# Exercise directions
Identify the lines in the data below that contain "Torr" and give only how many there are.
━━━ Provided records ━━━
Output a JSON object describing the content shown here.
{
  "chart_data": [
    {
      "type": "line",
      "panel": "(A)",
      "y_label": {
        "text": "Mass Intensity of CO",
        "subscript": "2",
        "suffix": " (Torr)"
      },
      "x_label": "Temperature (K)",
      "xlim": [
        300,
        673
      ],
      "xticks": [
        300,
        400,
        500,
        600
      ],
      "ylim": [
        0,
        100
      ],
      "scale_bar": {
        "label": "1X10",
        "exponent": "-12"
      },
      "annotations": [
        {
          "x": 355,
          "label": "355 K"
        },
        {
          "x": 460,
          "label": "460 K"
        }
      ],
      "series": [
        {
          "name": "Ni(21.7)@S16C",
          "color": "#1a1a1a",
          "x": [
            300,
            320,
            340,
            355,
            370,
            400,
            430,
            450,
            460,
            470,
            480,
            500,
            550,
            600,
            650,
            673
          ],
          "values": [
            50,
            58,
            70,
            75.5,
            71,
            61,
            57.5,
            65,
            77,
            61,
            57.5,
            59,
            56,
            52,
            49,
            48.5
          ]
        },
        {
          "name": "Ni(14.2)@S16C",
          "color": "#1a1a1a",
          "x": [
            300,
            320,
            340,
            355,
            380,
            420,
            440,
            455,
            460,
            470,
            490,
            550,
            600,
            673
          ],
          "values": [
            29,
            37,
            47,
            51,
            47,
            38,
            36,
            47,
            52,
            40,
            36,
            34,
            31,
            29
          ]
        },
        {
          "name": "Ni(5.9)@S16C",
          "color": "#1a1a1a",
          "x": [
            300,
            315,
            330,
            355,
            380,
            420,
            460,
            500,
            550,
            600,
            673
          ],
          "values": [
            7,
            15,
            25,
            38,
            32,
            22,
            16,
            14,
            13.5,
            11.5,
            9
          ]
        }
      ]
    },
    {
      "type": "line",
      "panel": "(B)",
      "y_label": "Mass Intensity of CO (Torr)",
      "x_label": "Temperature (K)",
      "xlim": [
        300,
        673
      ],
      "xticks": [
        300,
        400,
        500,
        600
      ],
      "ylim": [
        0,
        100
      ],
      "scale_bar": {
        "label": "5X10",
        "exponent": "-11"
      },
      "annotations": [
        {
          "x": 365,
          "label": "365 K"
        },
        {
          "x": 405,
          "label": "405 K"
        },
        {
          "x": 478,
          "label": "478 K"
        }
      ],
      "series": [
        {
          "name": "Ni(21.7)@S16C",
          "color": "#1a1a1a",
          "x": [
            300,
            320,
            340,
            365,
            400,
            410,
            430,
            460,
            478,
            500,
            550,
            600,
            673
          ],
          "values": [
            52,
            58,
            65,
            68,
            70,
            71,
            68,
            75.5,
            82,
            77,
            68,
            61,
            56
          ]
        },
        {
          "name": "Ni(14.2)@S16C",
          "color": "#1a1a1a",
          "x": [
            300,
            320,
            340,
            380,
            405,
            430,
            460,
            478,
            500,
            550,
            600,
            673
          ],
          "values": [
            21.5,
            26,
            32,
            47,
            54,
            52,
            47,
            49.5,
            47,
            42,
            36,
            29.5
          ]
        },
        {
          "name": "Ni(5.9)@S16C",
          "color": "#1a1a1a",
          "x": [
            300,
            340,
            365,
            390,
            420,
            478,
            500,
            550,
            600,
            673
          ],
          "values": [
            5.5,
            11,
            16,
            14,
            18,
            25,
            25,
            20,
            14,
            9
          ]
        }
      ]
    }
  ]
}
━━━
# Solution to this task
2